▶ _Extract provided_:

○ ○ ○ ○ ○ ○ ○

From 29508b3f7cddd91d30a1fc24ae2e25f68169012a Mon Sep 17 00:00:00 2001
From: strtgbb <146047128+strtgbb@users.noreply.github.com>
Date: Tue, 5 May 2026 18:43:04 -0400
Subject: [PATCH] Backport #1572: Fix report old results (24.8)

Backport of Altinity/ClickHouse#1572 to 24.8.

Replaces the flat GROUP BY queries in get_checks_fails, get_checks_errors,
and get_checks_known_fails with a shared CTE (_checks_latest_test_status_cte)
that uses a maxIf window function to anchor on the latest check run per
check_name, excluding stateless teardown rows from the anchor so both
main and teardown phases are included. Adapted to use job_url / task_url
filtering rather than commit_sha + branch_name.

Co-authored-by: Cursor <cursoragent@cursor.com>
---
 .../create_workflow_report.py                 | 149 +++++++++++-------
 1 file changed, 96 insertions(+), 53 deletions(-)

diff --git a/.github/actions/create_workflow_report/create_workflow_report.py b/.github/actions/create_workflow_report/create_workflow_report.py
index 4f360b9f092d..8698ec607868 100755
--- a/.github/actions/create_workflow_report/create_workflow_report.py
+++ b/.github/actions/create_workflow_report/create_workflow_report.py
@@ -1,6 +1,7 @@
 #!/usr/bin/env python3
 import argparse
 import os
+import time
 from pathlib import Path
 from itertools import combinations
 import json
@@ -11,6 +12,7 @@
 from jinja2 import Environment, FileSystemLoader
 import requests
 from clickhouse_driver import Client
+from clickhouse_driver.errors import ServerException
 import boto3
 from botocore.exceptions import NoCredentialsError
 
@@ -52,6 +54,30 @@ def get_run_details(run_url: str) -> dict:
     return response.json()
 
 
+def _is_clickhouse_memory_limit_error(exc: BaseException) -> bool:
+    if isinstance(exc, ServerException) and getattr(exc, "code", None) == 241:
+        return True
+    msg = str(exc).lower()

○ ○ ○ ○ ○ ○ ○

Saved entries:
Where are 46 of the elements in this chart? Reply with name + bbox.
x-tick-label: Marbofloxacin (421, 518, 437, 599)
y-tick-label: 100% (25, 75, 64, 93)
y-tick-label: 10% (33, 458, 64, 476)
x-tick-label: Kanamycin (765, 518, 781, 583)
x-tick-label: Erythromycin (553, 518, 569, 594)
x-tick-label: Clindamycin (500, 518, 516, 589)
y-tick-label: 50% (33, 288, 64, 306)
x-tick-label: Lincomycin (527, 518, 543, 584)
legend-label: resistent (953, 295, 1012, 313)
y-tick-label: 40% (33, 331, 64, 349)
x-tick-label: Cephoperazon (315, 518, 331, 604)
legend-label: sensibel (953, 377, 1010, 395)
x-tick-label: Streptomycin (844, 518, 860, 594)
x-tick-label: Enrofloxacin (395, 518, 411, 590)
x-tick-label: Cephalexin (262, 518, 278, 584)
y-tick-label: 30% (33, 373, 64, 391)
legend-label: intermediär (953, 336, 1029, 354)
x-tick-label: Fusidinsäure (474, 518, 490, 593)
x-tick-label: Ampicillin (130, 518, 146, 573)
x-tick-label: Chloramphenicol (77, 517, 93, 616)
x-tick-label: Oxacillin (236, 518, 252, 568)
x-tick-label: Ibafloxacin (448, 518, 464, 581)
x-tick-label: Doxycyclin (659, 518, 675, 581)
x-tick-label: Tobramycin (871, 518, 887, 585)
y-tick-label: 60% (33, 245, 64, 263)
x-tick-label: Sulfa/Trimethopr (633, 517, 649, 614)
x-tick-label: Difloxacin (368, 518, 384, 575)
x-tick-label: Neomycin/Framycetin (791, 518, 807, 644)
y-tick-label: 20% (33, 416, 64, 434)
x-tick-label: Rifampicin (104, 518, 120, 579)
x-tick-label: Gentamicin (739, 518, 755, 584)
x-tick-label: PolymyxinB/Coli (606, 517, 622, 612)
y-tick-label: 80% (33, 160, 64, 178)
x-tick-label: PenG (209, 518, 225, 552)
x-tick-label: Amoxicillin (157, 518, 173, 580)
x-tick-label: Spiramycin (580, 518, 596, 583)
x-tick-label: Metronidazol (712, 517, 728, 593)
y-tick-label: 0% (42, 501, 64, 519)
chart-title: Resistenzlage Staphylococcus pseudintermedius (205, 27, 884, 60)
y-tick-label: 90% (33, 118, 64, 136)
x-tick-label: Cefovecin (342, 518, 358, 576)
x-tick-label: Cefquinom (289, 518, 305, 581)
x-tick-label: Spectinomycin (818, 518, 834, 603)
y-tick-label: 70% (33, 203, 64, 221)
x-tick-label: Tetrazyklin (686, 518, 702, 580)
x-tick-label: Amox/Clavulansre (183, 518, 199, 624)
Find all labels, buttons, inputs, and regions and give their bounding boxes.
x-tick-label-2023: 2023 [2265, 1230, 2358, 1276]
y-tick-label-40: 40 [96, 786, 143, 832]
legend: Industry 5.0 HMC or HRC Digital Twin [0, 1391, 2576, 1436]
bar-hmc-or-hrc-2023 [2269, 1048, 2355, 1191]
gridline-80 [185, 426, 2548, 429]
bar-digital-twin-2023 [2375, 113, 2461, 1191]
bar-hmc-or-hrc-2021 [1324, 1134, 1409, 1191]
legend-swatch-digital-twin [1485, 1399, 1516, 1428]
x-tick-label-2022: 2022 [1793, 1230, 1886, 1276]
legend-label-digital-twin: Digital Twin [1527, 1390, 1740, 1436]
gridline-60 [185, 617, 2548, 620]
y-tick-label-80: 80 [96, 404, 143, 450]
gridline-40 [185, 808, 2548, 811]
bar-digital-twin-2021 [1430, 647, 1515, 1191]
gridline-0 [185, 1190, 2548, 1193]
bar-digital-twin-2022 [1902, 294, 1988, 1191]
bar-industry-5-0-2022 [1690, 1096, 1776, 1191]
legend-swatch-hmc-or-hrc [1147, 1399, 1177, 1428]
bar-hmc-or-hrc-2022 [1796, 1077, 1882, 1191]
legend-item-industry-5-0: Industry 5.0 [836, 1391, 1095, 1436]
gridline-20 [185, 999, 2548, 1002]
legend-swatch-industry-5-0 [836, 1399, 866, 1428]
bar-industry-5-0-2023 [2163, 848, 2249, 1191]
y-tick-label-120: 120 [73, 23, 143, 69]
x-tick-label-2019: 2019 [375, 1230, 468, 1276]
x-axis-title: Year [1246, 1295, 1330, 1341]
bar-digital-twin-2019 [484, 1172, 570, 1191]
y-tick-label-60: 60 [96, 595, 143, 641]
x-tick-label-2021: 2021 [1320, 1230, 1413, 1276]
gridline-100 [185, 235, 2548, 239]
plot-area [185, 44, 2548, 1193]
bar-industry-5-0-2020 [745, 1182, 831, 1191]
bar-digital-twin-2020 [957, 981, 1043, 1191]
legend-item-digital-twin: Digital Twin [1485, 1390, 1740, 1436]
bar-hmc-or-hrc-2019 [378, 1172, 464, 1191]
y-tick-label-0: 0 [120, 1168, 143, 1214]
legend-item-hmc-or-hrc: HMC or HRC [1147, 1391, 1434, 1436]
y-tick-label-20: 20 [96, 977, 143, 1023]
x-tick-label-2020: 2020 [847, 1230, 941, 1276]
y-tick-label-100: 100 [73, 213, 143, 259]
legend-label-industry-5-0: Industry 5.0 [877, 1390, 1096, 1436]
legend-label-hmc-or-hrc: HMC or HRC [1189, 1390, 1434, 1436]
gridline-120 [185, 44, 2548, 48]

○ ○ ○ ○ ○ ○ ○

▶ _To do_:
1. Which functions does the patch's commit message say now use the shared CTE in place of their flat GROUP BY queries?
2. Continue the ClickHouse report patch from its last line shown.

▶ _Answer list_:
1. get_checks_fails, get_checks_errors, get_checks_known_fails

2.
+    return "memory limit" in msg or "memory_limit" in msg
+
+
+def query_dataframe_with_retry(
+    client: Client,
+    query: str,
+    *,
+    max_attempts: int = 5,
+    backoff_seconds: float = 3.0,
+) -> pd.DataFrame:
+    for attempt in range(1, max_attempts + 1):
+        try:
+            return client.query_dataframe(query)
+        except Exception as e:
+            if not _is_clickhouse_memory_limit_error(e) or attempt >= max_attempts:
+                raise
+            wait = backoff_seconds * attempt
+            time.sleep(wait)
+
+
 def get_commit_statuses(sha: str) -> pd.DataFrame:
     """
     Fetch commit statuses for a given SHA and return as a pandas DataFrame.
@@ -171,29 +197,63 @@ def get_run_details(run_url: str) -> dict:
     return response.json()
 
 
+def _checks_latest_test_status_cte(job_url: str) -> str:
+    """
+    Shared filtering for gh-data.checks: anchor time excludes stateless teardown checks
+    (Stateless% + test_name not matching ^[0-9]{5}); keep rows with check_start_time
+    >= anchor so main + teardown phases are included.
+    """
+    return f"""WITH checks_with_anchor AS (
+            SELECT
+                check_name,
+                test_name,
+                report_url,
+                check_status,
+                test_status,
+                check_start_time,
+                maxIf(
+                    check_start_time,
+                    NOT (check_name LIKE 'Stateless%' AND NOT match(test_name, '^[0-9]{{5}}'))
+                ) OVER (PARTITION BY check_name) AS latest_check_start_time
+            FROM `gh-data`.checks
+            WHERE task_url LIKE '{job_url}%'
+        ),
+        rows_from_latest_check_run AS (
+            SELECT
+                check_name,
+                test_name,
+                report_url,
+                check_status,
+                test_status,
+                check_start_time
+            FROM checks_with_anchor
+            WHERE check_start_time >= latest_check_start_time
+        ),
+        latest_test_status AS (
+            SELECT
+                argMax(check_status, check_start_time) AS job_status,
+                check_name AS job_name,
+                argMax(test_status, check_start_time) AS status,
+                test_name,
+                report_url AS results_link
+            FROM rows_from_latest_check_run
+            GROUP BY check_name, test_name, report_url
+        )"""
+
+
 def get_checks_fails(client: Client, job_url: str):
     """
     Get tests that did not succeed for the given job URL.
     Exclude checks that have status 'error' as they are counted in get_checks_errors.
     """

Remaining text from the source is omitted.